§ **Dataset rows about figures**:

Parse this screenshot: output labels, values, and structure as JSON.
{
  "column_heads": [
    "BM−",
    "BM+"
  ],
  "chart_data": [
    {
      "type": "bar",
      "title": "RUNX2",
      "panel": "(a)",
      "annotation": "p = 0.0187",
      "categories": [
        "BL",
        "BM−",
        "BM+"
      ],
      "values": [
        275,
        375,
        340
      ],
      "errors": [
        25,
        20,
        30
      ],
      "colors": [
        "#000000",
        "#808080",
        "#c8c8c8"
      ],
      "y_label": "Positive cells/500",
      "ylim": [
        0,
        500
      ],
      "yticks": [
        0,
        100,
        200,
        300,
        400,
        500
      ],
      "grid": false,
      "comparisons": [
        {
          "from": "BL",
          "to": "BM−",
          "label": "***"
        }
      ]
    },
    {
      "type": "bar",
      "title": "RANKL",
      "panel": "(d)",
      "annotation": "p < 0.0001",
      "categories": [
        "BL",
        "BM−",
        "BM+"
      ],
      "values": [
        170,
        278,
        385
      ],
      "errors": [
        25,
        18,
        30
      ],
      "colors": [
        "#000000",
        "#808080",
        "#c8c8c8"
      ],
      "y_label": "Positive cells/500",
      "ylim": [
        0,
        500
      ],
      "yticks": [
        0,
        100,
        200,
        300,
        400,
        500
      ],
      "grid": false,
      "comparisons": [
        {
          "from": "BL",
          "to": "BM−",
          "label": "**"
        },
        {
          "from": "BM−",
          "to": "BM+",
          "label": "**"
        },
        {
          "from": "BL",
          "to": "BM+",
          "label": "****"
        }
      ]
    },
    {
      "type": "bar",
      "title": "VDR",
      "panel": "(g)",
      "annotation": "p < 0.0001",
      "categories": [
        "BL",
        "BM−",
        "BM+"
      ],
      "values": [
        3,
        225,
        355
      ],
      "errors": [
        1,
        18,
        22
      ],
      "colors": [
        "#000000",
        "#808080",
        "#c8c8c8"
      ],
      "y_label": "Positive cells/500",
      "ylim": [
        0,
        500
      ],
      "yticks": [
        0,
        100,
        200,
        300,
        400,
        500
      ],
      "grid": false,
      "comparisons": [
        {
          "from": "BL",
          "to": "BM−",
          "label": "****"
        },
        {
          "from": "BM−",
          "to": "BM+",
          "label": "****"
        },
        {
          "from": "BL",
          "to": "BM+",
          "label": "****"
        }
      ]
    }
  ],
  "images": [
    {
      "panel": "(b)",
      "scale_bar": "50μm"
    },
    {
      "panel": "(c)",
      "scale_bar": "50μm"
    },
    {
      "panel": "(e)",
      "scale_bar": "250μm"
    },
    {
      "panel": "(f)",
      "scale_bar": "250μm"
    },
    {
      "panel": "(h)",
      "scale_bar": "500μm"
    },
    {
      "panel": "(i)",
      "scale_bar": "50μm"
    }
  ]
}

§ **WORK ITEM**:
The reply must present every entry, transcribed with its exact wording.

§ **YOUR RESPONSE**:
Parse this screenshot: output labels, values, and structure as JSON.
{
  "column_heads": [
    "BM−",
    "BM+"
  ],
  "chart_data": [
    {
      "type": "bar",
      "title": "RUNX2",
      "panel": "(a)",
      "annotation": "p = 0.0187",
      "categories": [
        "BL",
        "BM−",
        "BM+"
      ],
      "values": [
        275,
        375,
        340
      ],
      "errors": [
        25,
        20,
        30
      ],
      "colors": [
        "#000000",
        "#808080",
        "#c8c8c8"
      ],
      "y_label": "Positive cells/500",
      "ylim": [
        0,
        500
      ],
      "yticks": [
        0,
        100,
        200,
        300,
        400,
        500
      ],
      "grid": false,
      "comparisons": [
        {
          "from": "BL",
          "to": "BM−",
          "label": "***"
        }
      ]
    },
    {
      "type": "bar",
      "title": "RANKL",
      "panel": "(d)",
      "annotation": "p < 0.0001",
      "categories": [
        "BL",
        "BM−",
        "BM+"
      ],
      "values": [
        170,
        278,
        385
      ],
      "errors": [
        25,
        18,
        30
      ],
      "colors": [
        "#000000",
        "#808080",
        "#c8c8c8"
      ],
      "y_label": "Positive cells/500",
      "ylim": [
        0,
        500
      ],
      "yticks": [
        0,
        100,
        200,
        300,
        400,
        500
      ],
      "grid": false,
      "comparisons": [
        {
          "from": "BL",
          "to": "BM−",
          "label": "**"
        },
        {
          "from": "BM−",
          "to": "BM+",
          "label": "**"
        },
        {
          "from": "BL",
          "to": "BM+",
          "label": "****"
        }
      ]
    },
    {
      "type": "bar",
      "title": "VDR",
      "panel": "(g)",
      "annotation": "p < 0.0001",
      "categories": [
        "BL",
        "BM−",
        "BM+"
      ],
      "values": [
        3,
        225,
        355
      ],
      "errors": [
        1,
        18,
        22
      ],
      "colors": [
        "#000000",
        "#808080",
        "#c8c8c8"
      ],
      "y_label": "Positive cells/500",
      "ylim": [
        0,
        500
      ],
      "yticks": [
        0,
        100,
        200,
        300,
        400,
        500
      ],
      "grid": false,
      "comparisons": [
        {
          "from": "BL",
          "to": "BM−",
          "label": "****"
        },
        {
          "from": "BM−",
          "to": "BM+",
          "label": "****"
        },
        {
          "from": "BL",
          "to": "BM+",
          "label": "****"
        }
      ]
    }
  ],
  "images": [
    {
      "panel": "(b)",
      "scale_bar": "50μm"
    },
    {
      "panel": "(c)",
      "scale_bar": "50μm"
    },
    {
      "panel": "(e)",
      "scale_bar": "250μm"
    },
    {
      "panel": "(f)",
      "scale_bar": "250μm"
    },
    {
      "panel": "(h)",
      "scale_bar": "500μm"
    },
    {
      "panel": "(i)",
      "scale_bar": "50μm"
    }
  ]
}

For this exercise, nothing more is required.